Pictures do not belong in the copy; quote every entry below exactly.

** begin DATA SHOWN **

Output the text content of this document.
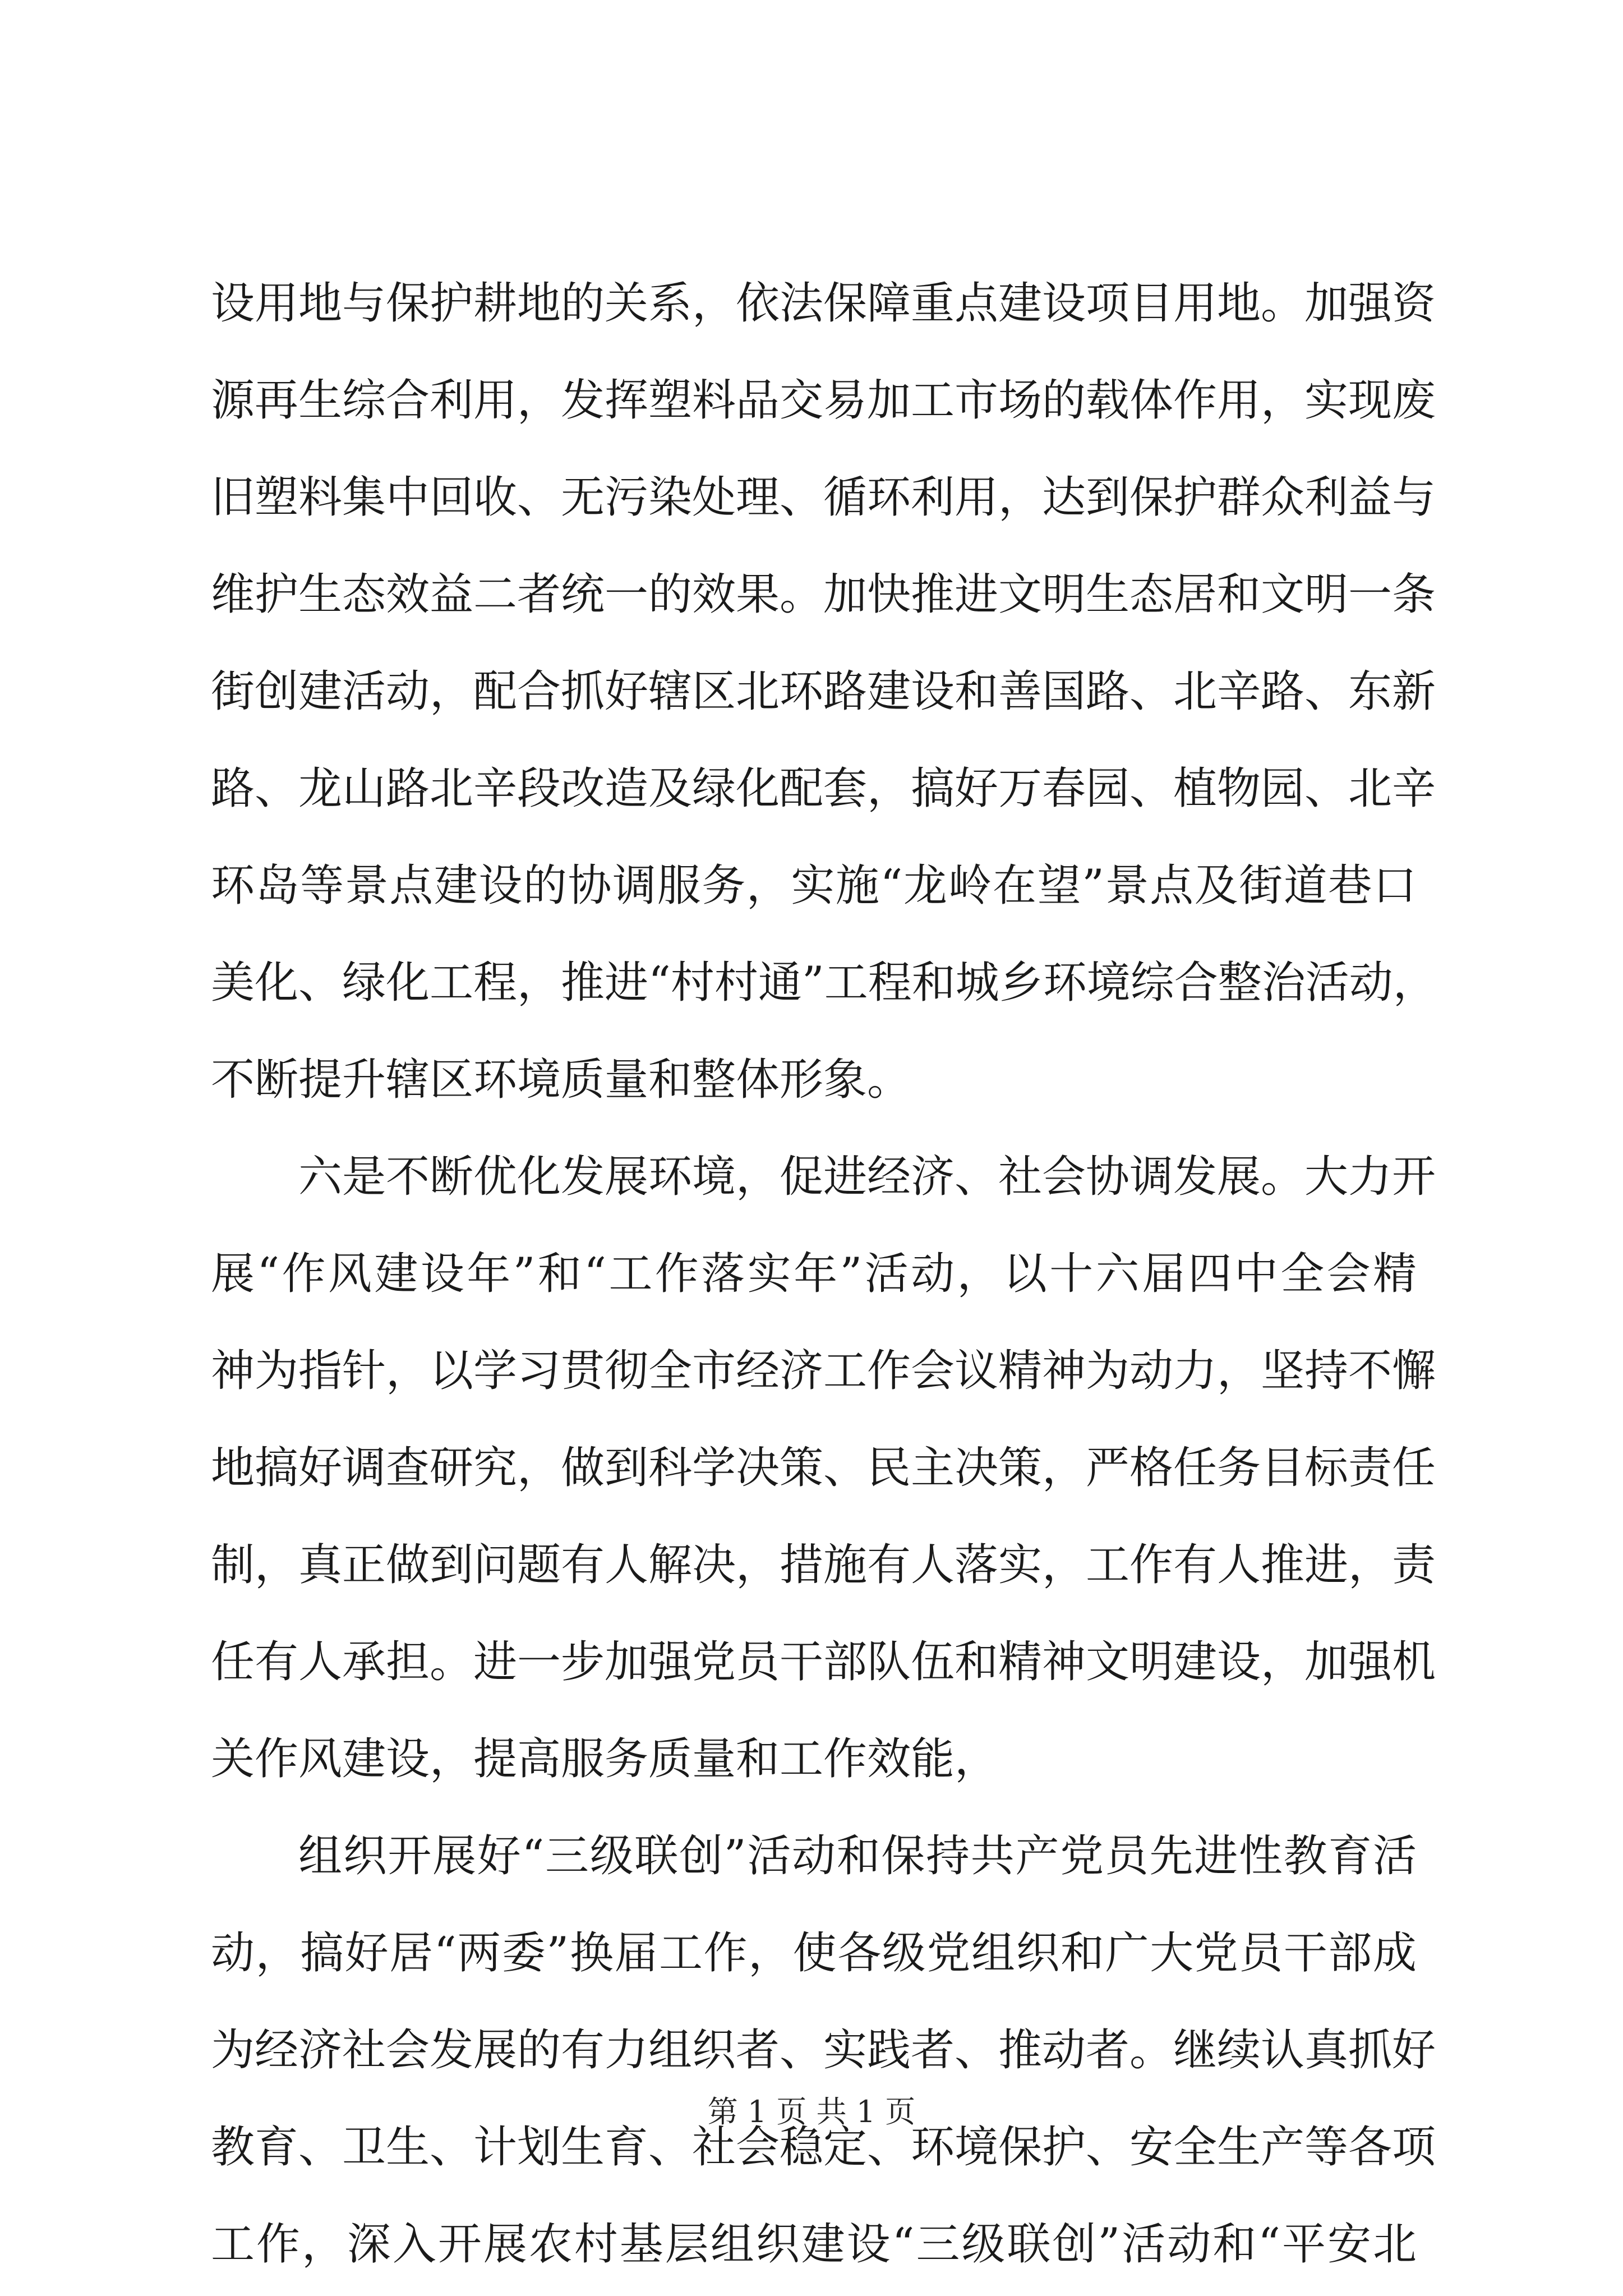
设用地与保护耕地的关系，依法保障重点建设项目用地。加强资
源再生综合利用，发挥塑料品交易加工市场的载体作用，实现废
旧塑料集中回收、无污染处理、循环利用，达到保护群众利益与
维护生态效益二者统一的效果。加快推进文明生态居和文明一条
街创建活动，配合抓好辖区北环路建设和善国路、北辛路、东新
路、龙山路北辛段改造及绿化配套，搞好万春园、植物园、北辛
环岛等景点建设的协调服务，实施“龙岭在望”景点及街道巷口
美化、绿化工程，推进“村村通”工程和城乡环境综合整治活动，
不断提升辖区环境质量和整体形象。
六是不断优化发展环境，促进经济、社会协调发展。大力开
展“作风建设年”和“工作落实年”活动，以十六届四中全会精
神为指针，以学习贯彻全市经济工作会议精神为动力，坚持不懈
地搞好调查研究，做到科学决策、民主决策，严格任务目标责任
制，真正做到问题有人解决，措施有人落实，工作有人推进，责
任有人承担。进一步加强党员干部队伍和精神文明建设，加强机
关作风建设，提高服务质量和工作效能，
组织开展好“三级联创”活动和保持共产党员先进性教育活
动，搞好居“两委”换届工作，使各级党组织和广大党员干部成
为经济社会发展的有力组织者、实践者、推动者。继续认真抓好
教育、卫生、计划生育、社会稳定、环境保护、安全生产等各项
工作，深入开展农村基层组织建设“三级联创”活动和“平安北
第 1 页 共 1 页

** end DATA SHOWN **

* [REPLY TO THE EXERCISE]
Output the text content of this document.
设用地与保护耕地的关系，依法保障重点建设项目用地。加强资
源再生综合利用，发挥塑料品交易加工市场的载体作用，实现废
旧塑料集中回收、无污染处理、循环利用，达到保护群众利益与
维护生态效益二者统一的效果。加快推进文明生态居和文明一条
街创建活动，配合抓好辖区北环路建设和善国路、北辛路、东新
路、龙山路北辛段改造及绿化配套，搞好万春园、植物园、北辛
环岛等景点建设的协调服务，实施“龙岭在望”景点及街道巷口
美化、绿化工程，推进“村村通”工程和城乡环境综合整治活动，
不断提升辖区环境质量和整体形象。
六是不断优化发展环境，促进经济、社会协调发展。大力开
展“作风建设年”和“工作落实年”活动，以十六届四中全会精
神为指针，以学习贯彻全市经济工作会议精神为动力，坚持不懈
地搞好调查研究，做到科学决策、民主决策，严格任务目标责任
制，真正做到问题有人解决，措施有人落实，工作有人推进，责
任有人承担。进一步加强党员干部队伍和精神文明建设，加强机
关作风建设，提高服务质量和工作效能，
组织开展好“三级联创”活动和保持共产党员先进性教育活
动，搞好居“两委”换届工作，使各级党组织和广大党员干部成
为经济社会发展的有力组织者、实践者、推动者。继续认真抓好
教育、卫生、计划生育、社会稳定、环境保护、安全生产等各项
工作，深入开展农村基层组织建设“三级联创”活动和“平安北
第 1 页 共 1 页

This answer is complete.